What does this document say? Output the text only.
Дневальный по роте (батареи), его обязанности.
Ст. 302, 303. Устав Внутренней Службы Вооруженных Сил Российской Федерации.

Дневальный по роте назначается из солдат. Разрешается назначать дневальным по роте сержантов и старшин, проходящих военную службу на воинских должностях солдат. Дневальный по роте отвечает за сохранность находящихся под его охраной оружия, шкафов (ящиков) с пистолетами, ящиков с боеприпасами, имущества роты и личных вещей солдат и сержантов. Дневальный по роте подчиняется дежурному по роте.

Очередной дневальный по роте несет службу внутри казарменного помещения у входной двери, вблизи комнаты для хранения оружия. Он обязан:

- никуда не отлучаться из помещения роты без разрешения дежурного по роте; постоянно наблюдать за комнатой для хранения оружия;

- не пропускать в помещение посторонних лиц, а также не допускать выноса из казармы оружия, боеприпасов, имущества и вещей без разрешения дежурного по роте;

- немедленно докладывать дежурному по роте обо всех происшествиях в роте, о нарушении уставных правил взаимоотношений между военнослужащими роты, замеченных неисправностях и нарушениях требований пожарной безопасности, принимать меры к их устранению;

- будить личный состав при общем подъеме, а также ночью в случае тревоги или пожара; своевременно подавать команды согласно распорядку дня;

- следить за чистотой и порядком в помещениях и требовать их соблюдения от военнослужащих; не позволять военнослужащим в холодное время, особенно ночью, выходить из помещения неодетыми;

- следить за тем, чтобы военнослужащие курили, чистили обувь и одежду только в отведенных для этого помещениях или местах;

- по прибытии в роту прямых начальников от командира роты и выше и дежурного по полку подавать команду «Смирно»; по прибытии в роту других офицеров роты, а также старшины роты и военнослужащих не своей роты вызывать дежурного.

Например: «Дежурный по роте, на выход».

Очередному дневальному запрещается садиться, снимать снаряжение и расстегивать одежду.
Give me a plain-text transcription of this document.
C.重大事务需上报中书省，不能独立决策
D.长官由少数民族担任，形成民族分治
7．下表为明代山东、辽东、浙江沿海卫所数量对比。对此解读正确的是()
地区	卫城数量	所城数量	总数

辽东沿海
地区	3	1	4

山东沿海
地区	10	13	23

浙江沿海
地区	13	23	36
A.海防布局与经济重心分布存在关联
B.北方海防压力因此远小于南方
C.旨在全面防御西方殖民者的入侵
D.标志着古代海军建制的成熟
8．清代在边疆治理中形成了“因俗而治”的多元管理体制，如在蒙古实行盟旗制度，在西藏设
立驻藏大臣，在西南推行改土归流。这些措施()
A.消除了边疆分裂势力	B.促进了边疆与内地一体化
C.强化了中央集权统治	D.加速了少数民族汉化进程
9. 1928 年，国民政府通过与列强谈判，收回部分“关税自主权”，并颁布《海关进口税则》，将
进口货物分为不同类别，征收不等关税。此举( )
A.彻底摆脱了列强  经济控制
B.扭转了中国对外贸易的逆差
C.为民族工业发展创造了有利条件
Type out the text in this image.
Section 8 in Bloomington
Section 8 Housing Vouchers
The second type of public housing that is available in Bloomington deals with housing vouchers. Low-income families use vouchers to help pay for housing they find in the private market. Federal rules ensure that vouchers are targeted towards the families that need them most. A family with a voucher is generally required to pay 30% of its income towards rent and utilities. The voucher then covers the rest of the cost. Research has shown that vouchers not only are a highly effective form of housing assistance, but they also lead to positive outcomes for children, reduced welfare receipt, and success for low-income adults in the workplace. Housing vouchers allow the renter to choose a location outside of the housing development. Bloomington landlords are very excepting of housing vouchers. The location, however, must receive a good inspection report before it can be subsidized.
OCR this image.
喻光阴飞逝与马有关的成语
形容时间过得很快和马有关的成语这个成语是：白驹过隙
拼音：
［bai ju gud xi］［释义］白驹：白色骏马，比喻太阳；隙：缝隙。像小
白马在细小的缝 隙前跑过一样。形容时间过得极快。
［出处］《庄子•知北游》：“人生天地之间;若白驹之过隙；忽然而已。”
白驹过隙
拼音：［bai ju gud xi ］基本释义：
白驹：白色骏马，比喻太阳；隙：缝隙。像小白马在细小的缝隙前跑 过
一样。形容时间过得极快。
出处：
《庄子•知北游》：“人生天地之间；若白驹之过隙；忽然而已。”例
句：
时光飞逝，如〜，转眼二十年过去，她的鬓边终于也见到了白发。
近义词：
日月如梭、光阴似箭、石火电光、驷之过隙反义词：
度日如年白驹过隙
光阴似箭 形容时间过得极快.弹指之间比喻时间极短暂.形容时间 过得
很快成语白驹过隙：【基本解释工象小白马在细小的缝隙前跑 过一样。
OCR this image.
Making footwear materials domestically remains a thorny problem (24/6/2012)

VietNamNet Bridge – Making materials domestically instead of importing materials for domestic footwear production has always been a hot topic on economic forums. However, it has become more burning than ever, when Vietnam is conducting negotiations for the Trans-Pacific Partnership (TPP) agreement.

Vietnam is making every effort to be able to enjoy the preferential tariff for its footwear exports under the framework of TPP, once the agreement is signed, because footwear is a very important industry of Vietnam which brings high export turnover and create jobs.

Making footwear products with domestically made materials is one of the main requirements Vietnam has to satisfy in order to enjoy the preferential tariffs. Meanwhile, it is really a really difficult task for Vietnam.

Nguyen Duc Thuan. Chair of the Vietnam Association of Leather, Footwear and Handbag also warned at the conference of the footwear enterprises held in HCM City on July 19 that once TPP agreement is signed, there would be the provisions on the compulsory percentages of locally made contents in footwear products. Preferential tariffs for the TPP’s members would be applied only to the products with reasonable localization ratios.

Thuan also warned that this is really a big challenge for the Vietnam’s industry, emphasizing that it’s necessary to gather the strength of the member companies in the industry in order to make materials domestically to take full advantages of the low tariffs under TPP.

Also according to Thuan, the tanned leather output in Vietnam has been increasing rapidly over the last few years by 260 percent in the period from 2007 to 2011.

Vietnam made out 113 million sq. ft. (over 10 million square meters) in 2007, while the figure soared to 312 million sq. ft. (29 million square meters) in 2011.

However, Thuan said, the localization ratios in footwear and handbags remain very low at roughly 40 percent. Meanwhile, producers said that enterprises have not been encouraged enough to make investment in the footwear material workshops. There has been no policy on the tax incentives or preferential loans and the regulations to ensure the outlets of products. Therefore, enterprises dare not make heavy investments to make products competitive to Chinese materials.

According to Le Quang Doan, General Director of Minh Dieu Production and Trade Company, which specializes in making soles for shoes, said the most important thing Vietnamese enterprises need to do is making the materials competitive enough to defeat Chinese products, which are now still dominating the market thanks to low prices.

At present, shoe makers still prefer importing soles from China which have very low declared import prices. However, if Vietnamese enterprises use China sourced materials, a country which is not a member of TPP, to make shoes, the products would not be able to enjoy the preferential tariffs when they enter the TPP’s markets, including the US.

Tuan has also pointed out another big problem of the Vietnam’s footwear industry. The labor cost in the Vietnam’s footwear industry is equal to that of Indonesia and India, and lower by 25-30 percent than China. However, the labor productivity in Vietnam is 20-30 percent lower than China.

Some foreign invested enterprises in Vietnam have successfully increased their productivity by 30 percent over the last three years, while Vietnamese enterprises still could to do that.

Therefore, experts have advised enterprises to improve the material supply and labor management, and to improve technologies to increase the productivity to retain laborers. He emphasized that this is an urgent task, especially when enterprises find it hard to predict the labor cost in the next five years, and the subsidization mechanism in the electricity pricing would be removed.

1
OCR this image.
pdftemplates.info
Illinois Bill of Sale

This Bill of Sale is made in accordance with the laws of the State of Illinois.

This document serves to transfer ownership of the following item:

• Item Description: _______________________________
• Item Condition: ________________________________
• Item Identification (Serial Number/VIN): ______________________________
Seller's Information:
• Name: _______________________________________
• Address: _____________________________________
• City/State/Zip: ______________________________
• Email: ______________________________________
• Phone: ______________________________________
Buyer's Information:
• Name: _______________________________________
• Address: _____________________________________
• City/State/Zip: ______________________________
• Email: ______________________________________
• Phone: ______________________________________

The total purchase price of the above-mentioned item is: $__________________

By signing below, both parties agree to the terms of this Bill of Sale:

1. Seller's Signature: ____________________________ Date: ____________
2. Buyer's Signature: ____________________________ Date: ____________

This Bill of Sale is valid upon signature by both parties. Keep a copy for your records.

---------------

Exercise requirements: Copy and report every line where the word "военнослужащих" is present.

Result:
- следить за чистотой и порядком в помещениях и требовать их соблюдения от военнослужащих; не позволять военнослужащим в холодное время, особенно ночью, выходить из помещения неодетыми;
- по прибытии в роту прямых начальников от командира роты и выше и дежурного по полку подавать команду «Смирно»; по прибытии в роту других офицеров роты, а также старшины роты и военнослужащих не своей роты вызывать дежурного.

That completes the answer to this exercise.